▶ PROBLEM REQUIREMENTS
Below are the entries; count the lines in them that contain the word "screenshot" and give only the number.

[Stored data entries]
━━━━━━━━
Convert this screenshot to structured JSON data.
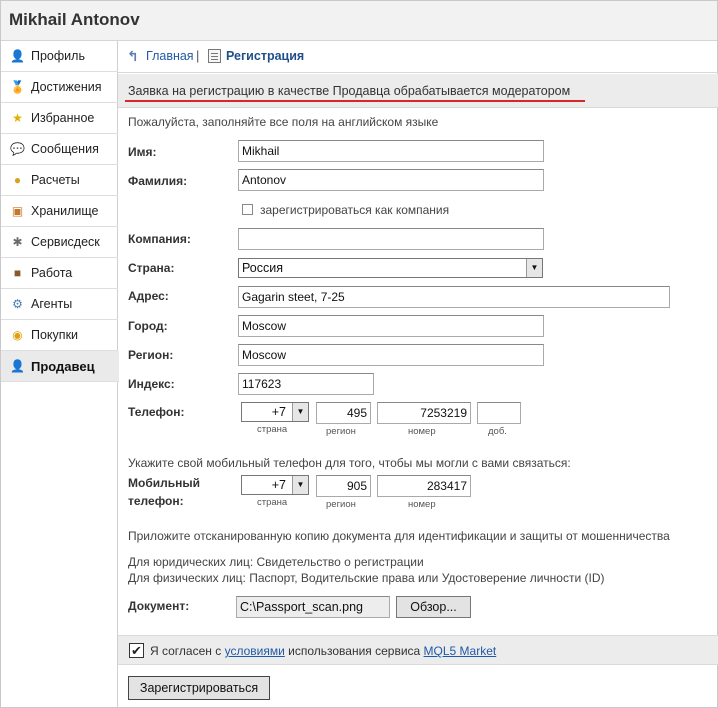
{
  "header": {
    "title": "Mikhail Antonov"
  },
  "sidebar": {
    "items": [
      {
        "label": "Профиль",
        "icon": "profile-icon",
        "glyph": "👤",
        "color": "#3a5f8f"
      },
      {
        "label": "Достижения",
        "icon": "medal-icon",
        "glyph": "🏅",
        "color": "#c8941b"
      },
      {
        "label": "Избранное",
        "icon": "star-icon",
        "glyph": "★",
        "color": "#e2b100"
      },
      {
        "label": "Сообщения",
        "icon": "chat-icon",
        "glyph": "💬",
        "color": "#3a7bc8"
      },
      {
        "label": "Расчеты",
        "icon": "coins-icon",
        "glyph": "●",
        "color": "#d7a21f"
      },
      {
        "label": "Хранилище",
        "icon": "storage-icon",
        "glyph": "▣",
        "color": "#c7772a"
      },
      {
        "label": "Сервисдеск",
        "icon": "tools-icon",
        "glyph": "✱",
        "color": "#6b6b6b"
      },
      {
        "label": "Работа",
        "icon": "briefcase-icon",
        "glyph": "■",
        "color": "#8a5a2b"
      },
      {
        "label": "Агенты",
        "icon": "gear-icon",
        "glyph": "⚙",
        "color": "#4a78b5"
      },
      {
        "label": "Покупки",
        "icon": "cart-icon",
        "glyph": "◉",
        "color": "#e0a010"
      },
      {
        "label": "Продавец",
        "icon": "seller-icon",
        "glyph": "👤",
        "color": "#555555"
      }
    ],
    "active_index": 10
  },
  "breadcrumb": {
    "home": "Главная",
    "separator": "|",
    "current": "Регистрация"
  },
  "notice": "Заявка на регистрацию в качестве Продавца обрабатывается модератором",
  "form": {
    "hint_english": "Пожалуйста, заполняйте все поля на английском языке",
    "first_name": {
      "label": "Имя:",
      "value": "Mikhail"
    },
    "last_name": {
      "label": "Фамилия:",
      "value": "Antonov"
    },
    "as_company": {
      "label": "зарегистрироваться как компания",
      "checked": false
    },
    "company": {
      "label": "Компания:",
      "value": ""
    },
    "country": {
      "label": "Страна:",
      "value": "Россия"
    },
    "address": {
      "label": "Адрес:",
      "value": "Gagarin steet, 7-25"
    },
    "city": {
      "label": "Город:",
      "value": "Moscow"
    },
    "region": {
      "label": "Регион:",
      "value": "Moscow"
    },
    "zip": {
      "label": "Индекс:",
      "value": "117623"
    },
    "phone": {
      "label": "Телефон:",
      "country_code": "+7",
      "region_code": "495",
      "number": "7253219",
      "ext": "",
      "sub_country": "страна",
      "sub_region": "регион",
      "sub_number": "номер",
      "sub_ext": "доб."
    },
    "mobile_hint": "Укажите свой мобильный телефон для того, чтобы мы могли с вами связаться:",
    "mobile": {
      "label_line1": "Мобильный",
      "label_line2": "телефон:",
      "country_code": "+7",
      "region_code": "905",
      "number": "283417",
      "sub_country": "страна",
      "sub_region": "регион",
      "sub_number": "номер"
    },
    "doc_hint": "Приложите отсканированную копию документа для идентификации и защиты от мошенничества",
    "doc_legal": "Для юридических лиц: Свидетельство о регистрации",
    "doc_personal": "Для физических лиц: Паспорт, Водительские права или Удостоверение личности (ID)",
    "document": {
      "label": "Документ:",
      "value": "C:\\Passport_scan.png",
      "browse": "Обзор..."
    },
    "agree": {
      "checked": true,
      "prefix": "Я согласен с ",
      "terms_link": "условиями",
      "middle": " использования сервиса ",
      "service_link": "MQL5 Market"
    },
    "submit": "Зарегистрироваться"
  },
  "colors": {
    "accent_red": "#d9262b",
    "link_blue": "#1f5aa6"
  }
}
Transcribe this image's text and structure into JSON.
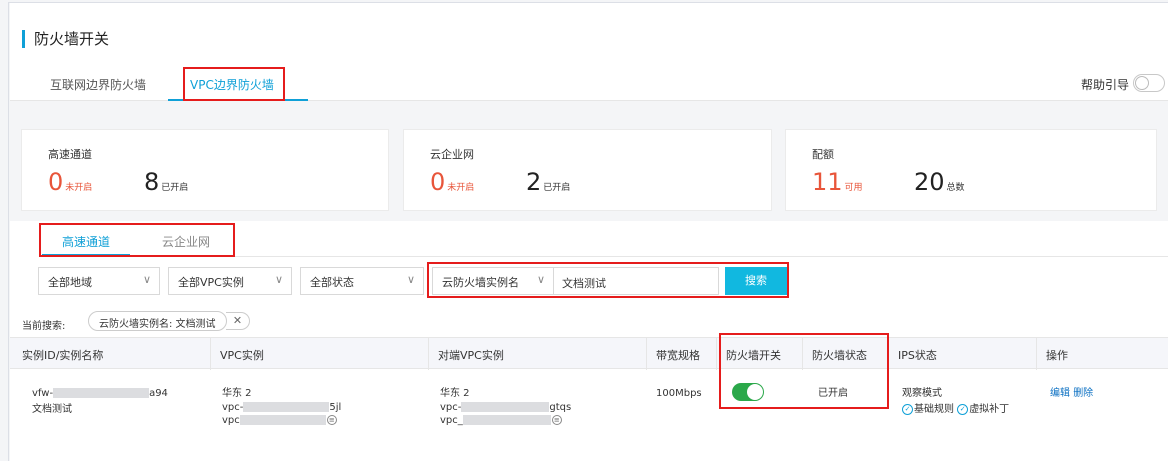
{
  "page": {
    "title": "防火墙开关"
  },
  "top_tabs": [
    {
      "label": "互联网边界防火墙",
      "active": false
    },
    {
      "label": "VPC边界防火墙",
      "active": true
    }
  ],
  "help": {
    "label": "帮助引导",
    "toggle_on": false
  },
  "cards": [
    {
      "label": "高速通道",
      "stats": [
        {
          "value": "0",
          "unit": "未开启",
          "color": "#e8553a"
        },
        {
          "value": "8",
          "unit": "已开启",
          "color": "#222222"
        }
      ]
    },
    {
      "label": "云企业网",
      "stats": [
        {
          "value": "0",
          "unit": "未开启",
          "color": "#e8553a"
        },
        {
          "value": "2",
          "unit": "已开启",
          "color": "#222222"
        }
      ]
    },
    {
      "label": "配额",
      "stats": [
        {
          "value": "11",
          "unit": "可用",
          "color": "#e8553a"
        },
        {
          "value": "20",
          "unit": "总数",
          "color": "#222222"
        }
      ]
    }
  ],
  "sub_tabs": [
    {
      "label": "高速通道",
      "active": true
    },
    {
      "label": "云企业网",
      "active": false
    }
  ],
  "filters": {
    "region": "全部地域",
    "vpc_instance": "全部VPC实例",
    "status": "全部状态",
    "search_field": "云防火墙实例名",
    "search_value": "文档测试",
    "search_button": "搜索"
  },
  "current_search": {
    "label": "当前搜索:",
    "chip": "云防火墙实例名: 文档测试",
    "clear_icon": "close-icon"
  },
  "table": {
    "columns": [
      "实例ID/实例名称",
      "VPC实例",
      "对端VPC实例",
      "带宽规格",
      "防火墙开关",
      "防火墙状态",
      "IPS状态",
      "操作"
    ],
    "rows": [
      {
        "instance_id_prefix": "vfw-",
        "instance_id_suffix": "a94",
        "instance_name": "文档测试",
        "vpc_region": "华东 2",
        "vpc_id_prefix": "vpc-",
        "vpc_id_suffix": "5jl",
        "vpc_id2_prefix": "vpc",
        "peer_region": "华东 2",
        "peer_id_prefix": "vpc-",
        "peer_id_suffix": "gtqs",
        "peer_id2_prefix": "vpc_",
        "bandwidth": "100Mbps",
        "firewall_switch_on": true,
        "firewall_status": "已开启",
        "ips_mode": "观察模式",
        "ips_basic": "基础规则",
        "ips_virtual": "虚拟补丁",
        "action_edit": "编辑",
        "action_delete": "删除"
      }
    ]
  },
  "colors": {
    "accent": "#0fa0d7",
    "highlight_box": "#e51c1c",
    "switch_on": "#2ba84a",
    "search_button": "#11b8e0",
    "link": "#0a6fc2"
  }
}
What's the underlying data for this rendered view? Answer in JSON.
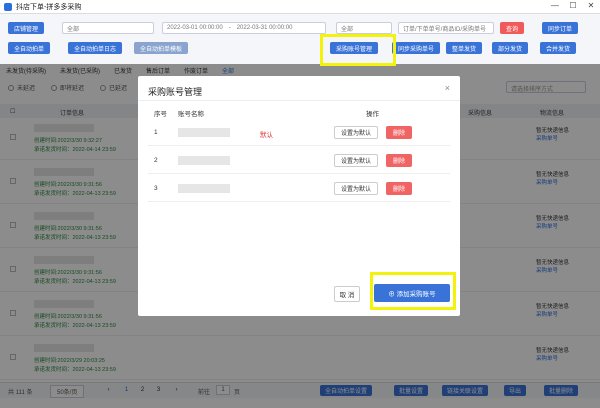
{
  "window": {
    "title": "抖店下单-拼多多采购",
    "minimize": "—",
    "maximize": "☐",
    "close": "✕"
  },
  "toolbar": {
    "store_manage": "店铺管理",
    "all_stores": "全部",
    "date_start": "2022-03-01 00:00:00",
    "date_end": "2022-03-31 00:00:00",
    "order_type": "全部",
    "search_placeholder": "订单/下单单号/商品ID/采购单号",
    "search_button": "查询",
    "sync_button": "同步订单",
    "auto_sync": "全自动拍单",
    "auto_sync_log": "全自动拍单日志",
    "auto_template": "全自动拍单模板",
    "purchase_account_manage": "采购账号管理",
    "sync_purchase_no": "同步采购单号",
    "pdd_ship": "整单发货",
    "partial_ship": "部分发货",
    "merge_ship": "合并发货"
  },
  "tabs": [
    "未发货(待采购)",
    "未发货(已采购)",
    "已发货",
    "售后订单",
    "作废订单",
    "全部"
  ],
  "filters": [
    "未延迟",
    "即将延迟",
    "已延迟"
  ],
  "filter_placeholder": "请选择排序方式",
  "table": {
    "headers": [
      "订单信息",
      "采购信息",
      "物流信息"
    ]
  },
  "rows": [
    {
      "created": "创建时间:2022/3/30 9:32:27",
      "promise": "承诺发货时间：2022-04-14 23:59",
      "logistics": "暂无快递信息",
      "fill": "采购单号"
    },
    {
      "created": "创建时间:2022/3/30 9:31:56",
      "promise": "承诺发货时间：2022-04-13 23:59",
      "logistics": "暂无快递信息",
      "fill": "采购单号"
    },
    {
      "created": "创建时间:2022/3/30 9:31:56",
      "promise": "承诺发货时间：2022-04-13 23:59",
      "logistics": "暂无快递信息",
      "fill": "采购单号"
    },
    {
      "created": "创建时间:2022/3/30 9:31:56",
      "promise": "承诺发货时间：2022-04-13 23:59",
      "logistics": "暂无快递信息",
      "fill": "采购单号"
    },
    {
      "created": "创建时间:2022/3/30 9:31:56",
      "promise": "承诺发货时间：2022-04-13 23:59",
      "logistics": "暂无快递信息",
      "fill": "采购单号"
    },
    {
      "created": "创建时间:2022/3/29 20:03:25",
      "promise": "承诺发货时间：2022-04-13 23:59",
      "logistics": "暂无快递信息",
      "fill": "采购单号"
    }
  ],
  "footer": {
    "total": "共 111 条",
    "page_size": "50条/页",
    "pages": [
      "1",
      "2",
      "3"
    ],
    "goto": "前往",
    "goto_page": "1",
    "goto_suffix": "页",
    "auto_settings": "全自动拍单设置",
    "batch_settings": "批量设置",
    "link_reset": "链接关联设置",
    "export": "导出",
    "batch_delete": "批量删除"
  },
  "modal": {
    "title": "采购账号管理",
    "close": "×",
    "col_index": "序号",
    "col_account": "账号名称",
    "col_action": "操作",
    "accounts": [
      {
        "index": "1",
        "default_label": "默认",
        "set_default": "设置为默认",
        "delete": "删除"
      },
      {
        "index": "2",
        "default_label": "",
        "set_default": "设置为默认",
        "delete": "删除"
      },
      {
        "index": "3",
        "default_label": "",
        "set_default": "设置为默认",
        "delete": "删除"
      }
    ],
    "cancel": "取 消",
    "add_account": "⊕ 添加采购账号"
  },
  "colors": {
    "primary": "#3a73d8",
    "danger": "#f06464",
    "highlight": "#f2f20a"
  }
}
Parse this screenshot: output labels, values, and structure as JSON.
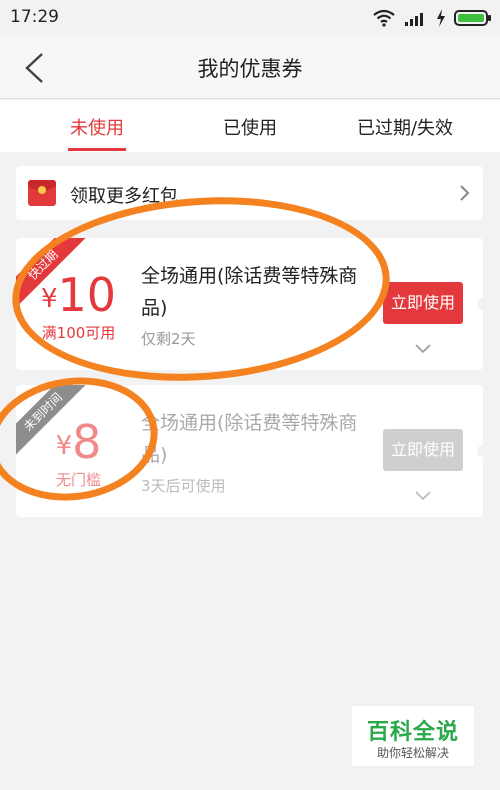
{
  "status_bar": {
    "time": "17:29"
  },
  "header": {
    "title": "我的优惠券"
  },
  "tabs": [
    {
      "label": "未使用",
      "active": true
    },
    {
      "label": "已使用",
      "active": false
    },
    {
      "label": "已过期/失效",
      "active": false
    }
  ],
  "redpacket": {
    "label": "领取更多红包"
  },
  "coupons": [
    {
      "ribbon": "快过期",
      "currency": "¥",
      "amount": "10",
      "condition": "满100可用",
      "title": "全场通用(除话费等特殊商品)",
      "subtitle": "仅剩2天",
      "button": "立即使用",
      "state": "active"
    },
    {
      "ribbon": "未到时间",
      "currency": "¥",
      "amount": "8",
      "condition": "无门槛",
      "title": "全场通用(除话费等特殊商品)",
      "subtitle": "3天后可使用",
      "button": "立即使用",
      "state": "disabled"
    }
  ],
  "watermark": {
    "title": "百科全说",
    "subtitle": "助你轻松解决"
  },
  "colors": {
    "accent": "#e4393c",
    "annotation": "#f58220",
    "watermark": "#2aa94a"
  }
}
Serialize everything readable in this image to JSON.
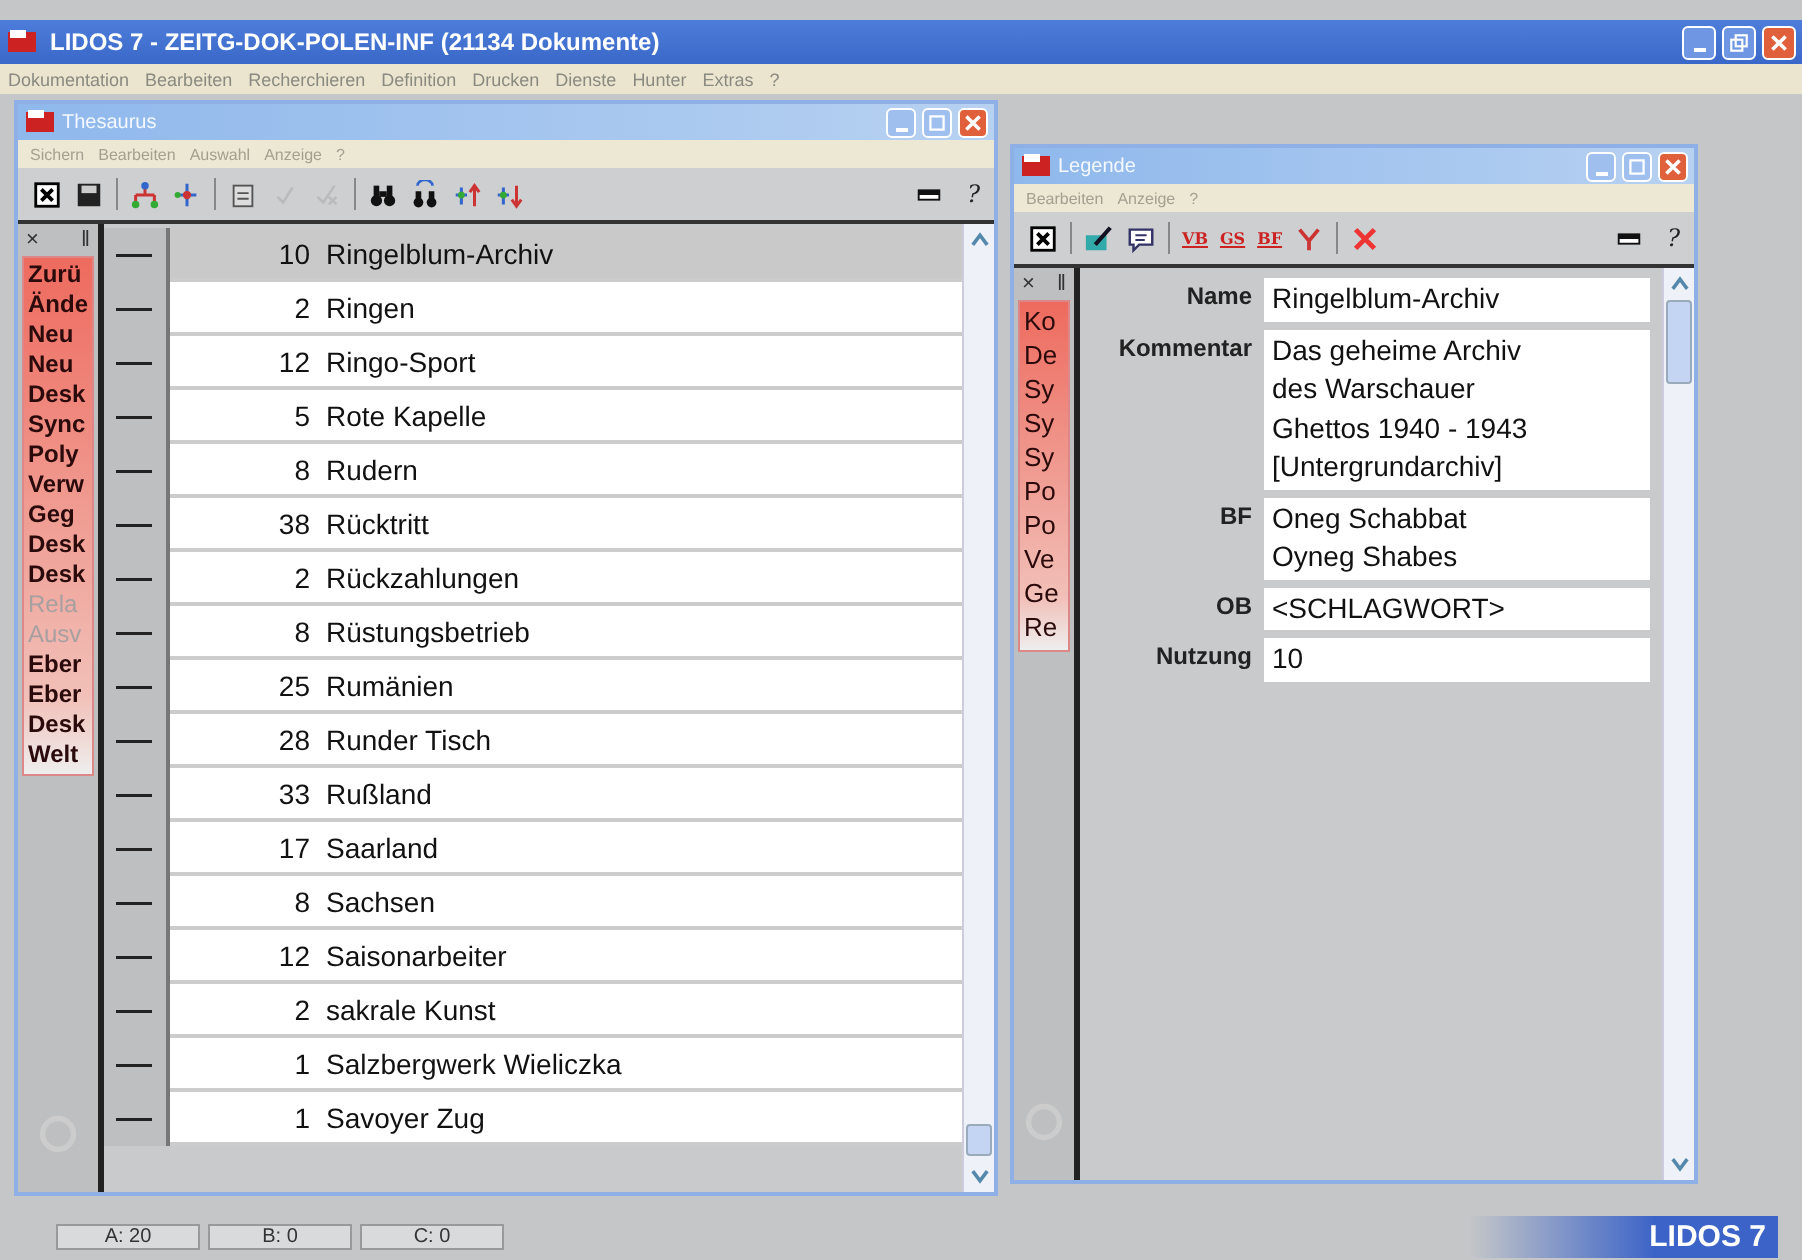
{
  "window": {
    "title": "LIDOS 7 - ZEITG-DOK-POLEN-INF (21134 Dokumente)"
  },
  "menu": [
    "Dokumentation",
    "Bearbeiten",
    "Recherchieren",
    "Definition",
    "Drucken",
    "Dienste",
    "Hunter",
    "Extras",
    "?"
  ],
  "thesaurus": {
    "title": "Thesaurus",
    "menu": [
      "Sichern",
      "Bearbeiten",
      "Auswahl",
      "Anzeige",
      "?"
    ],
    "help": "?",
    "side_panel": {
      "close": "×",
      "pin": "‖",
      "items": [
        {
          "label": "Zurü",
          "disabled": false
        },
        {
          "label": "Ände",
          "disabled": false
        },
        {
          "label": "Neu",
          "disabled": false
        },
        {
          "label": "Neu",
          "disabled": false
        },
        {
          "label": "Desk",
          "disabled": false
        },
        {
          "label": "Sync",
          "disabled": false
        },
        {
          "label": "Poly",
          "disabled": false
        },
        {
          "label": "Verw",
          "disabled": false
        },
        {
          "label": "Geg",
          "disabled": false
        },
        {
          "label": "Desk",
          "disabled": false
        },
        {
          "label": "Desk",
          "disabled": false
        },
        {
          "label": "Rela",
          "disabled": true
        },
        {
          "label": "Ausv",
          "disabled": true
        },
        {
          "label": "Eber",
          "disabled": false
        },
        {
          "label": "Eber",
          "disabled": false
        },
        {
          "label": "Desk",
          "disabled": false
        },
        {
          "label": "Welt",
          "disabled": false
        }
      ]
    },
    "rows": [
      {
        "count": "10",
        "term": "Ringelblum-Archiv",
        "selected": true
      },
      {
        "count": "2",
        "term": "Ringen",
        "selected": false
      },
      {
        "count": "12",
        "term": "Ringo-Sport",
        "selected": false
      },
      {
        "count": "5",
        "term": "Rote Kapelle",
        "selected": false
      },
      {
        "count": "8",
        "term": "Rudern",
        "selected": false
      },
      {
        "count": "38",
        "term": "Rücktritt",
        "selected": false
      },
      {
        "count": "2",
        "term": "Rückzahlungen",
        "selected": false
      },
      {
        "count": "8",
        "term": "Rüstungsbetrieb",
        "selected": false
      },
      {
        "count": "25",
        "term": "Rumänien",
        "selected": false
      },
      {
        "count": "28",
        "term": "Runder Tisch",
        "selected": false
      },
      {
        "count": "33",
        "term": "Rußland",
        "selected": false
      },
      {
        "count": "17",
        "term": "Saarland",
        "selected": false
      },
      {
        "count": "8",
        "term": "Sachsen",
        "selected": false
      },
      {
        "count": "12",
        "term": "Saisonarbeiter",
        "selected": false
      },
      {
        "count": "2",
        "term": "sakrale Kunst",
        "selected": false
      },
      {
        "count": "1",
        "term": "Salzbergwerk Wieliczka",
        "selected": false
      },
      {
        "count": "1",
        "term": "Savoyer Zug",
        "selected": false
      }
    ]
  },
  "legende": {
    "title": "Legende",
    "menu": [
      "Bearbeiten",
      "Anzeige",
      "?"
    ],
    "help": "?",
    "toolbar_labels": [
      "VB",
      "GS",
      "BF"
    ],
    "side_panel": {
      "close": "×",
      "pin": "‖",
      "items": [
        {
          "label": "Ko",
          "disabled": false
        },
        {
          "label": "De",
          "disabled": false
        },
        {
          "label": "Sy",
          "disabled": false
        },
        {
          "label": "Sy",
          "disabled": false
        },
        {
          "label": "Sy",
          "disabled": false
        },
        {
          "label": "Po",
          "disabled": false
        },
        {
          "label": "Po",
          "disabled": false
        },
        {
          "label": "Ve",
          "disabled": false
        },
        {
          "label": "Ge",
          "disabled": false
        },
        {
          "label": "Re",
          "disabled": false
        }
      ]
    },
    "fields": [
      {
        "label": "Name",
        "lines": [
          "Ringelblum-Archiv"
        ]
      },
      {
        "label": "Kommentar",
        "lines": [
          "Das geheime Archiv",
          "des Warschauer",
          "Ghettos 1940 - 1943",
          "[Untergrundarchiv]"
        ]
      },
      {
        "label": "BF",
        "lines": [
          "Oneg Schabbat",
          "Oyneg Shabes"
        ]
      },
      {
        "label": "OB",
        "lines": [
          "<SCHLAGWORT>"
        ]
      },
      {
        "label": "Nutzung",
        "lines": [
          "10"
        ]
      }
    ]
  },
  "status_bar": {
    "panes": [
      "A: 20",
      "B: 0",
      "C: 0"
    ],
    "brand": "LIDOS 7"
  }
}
━━━━━━━━
▶ WRITTEN ANSWER
2